• Do this: Every line of the material below must be repeated exactly.

* START The records *

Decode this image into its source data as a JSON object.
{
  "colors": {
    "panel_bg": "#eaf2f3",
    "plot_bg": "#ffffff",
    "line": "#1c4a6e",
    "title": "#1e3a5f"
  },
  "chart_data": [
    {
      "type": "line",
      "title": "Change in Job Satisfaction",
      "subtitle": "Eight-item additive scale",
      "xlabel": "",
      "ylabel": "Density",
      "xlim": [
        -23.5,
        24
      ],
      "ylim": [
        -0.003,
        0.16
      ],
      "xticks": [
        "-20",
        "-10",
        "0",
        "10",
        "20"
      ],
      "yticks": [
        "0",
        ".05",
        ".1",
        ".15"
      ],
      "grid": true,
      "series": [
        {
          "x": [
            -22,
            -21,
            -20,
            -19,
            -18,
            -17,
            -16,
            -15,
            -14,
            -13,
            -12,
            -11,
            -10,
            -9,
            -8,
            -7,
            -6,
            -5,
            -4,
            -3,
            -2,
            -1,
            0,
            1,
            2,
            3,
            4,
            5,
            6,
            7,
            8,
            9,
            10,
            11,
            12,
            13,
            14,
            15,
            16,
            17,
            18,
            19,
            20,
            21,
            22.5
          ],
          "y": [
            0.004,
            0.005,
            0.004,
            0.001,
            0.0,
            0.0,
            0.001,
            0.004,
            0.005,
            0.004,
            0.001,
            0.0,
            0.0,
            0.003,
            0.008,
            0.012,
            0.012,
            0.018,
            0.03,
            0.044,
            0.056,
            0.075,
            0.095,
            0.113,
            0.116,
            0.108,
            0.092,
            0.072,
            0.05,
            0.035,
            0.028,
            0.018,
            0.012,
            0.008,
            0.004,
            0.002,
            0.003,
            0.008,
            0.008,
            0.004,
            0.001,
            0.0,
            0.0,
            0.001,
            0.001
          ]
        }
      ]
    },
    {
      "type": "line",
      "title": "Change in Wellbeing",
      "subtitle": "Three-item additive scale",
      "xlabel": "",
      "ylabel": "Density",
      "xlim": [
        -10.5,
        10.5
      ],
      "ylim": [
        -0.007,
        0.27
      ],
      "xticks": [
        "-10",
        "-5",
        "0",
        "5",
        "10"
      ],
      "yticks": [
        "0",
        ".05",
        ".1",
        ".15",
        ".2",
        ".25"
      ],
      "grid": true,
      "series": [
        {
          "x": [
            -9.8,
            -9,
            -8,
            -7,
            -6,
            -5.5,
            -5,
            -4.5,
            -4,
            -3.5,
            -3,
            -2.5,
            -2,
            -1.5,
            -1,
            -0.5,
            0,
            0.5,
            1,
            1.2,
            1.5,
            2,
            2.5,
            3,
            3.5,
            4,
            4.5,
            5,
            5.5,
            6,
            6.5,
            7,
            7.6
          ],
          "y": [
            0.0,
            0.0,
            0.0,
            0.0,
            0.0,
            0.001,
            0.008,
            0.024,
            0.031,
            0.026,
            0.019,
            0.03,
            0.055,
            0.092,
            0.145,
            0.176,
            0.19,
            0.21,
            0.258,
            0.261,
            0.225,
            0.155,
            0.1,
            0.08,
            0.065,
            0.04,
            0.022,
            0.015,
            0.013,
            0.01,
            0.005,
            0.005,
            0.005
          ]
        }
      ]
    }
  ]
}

* END The records *

• Written response:
Decode this image into its source data as a JSON object.
{
  "colors": {
    "panel_bg": "#eaf2f3",
    "plot_bg": "#ffffff",
    "line": "#1c4a6e",
    "title": "#1e3a5f"
  },
  "chart_data": [
    {
      "type": "line",
      "title": "Change in Job Satisfaction",
      "subtitle": "Eight-item additive scale",
      "xlabel": "",
      "ylabel": "Density",
      "xlim": [
        -23.5,
        24
      ],
      "ylim": [
        -0.003,
        0.16
      ],
      "xticks": [
        "-20",
        "-10",
        "0",
        "10",
        "20"
      ],
      "yticks": [
        "0",
        ".05",
        ".1",
        ".15"
      ],
      "grid": true,
      "series": [
        {
          "x": [
            -22,
            -21,
            -20,
            -19,
            -18,
            -17,
            -16,
            -15,
            -14,
            -13,
            -12,
            -11,
            -10,
            -9,
            -8,
            -7,
            -6,
            -5,
            -4,
            -3,
            -2,
            -1,
            0,
            1,
            2,
            3,
            4,
            5,
            6,
            7,
            8,
            9,
            10,
            11,
            12,
            13,
            14,
            15,
            16,
            17,
            18,
            19,
            20,
            21,
            22.5
          ],
          "y": [
            0.004,
            0.005,
            0.004,
            0.001,
            0.0,
            0.0,
            0.001,
            0.004,
            0.005,
            0.004,
            0.001,
            0.0,
            0.0,
            0.003,
            0.008,
            0.012,
            0.012,
            0.018,
            0.03,
            0.044,
            0.056,
            0.075,
            0.095,
            0.113,
            0.116,
            0.108,
            0.092,
            0.072,
            0.05,
            0.035,
            0.028,
            0.018,
            0.012,
            0.008,
            0.004,
            0.002,
            0.003,
            0.008,
            0.008,
            0.004,
            0.001,
            0.0,
            0.0,
            0.001,
            0.001
          ]
        }
      ]
    },
    {
      "type": "line",
      "title": "Change in Wellbeing",
      "subtitle": "Three-item additive scale",
      "xlabel": "",
      "ylabel": "Density",
      "xlim": [
        -10.5,
        10.5
      ],
      "ylim": [
        -0.007,
        0.27
      ],
      "xticks": [
        "-10",
        "-5",
        "0",
        "5",
        "10"
      ],
      "yticks": [
        "0",
        ".05",
        ".1",
        ".15",
        ".2",
        ".25"
      ],
      "grid": true,
      "series": [
        {
          "x": [
            -9.8,
            -9,
            -8,
            -7,
            -6,
            -5.5,
            -5,
            -4.5,
            -4,
            -3.5,
            -3,
            -2.5,
            -2,
            -1.5,
            -1,
            -0.5,
            0,
            0.5,
            1,
            1.2,
            1.5,
            2,
            2.5,
            3,
            3.5,
            4,
            4.5,
            5,
            5.5,
            6,
            6.5,
            7,
            7.6
          ],
          "y": [
            0.0,
            0.0,
            0.0,
            0.0,
            0.0,
            0.001,
            0.008,
            0.024,
            0.031,
            0.026,
            0.019,
            0.03,
            0.055,
            0.092,
            0.145,
            0.176,
            0.19,
            0.21,
            0.258,
            0.261,
            0.225,
            0.155,
            0.1,
            0.08,
            0.065,
            0.04,
            0.022,
            0.015,
            0.013,
            0.01,
            0.005,
            0.005,
            0.005
          ]
        }
      ]
    }
  ]
}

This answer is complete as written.